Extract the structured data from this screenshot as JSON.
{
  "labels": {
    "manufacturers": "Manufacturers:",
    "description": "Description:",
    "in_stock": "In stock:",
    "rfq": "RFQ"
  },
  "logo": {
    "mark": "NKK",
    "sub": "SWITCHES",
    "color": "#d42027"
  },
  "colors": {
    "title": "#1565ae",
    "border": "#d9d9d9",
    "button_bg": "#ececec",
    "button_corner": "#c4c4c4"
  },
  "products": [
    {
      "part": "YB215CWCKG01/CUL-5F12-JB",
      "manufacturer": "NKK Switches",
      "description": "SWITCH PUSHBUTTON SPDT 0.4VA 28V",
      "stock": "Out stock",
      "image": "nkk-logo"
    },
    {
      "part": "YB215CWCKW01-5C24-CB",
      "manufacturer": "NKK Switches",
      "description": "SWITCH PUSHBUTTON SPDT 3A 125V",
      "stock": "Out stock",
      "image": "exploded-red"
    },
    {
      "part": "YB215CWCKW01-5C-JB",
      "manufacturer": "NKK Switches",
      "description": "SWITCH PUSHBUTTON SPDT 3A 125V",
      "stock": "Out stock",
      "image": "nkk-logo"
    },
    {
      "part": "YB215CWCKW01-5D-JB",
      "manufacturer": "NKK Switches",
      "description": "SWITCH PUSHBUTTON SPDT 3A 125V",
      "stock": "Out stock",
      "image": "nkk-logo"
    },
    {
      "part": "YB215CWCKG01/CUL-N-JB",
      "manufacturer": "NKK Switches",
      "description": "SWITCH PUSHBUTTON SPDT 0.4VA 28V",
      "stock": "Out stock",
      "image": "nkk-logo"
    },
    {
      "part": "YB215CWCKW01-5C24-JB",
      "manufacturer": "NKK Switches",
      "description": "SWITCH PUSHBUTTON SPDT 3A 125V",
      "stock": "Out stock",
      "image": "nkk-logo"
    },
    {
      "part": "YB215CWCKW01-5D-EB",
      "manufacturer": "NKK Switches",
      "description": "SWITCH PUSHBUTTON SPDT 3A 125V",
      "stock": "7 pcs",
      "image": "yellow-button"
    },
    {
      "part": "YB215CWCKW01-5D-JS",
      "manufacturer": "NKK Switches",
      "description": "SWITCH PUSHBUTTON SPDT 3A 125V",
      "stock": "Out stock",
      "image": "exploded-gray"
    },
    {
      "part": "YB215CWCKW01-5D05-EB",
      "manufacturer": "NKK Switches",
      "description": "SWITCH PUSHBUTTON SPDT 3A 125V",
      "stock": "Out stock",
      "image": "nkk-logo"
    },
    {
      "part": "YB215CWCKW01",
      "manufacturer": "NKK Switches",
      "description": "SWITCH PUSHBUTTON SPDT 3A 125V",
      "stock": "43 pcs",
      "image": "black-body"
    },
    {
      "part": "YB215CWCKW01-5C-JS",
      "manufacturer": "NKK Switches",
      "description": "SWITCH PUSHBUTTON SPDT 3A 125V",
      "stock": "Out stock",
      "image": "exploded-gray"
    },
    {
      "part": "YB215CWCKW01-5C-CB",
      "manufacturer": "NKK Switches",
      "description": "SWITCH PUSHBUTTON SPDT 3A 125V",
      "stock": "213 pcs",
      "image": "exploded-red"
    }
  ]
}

■ WHAT IS BEING ASKED
Using the records above, copy each line that contains "part".

■ RESPONSE TO THIS EXERCISE
      "part": "YB215CWCKG01/CUL-5F12-JB",
      "part": "YB215CWCKW01-5C24-CB",
      "part": "YB215CWCKW01-5C-JB",
      "part": "YB215CWCKW01-5D-JB",
      "part": "YB215CWCKG01/CUL-N-JB",
      "part": "YB215CWCKW01-5C24-JB",
      "part": "YB215CWCKW01-5D-EB",
      "part": "YB215CWCKW01-5D-JS",
      "part": "YB215CWCKW01-5D05-EB",
      "part": "YB215CWCKW01",
      "part": "YB215CWCKW01-5C-JS",
      "part": "YB215CWCKW01-5C-CB",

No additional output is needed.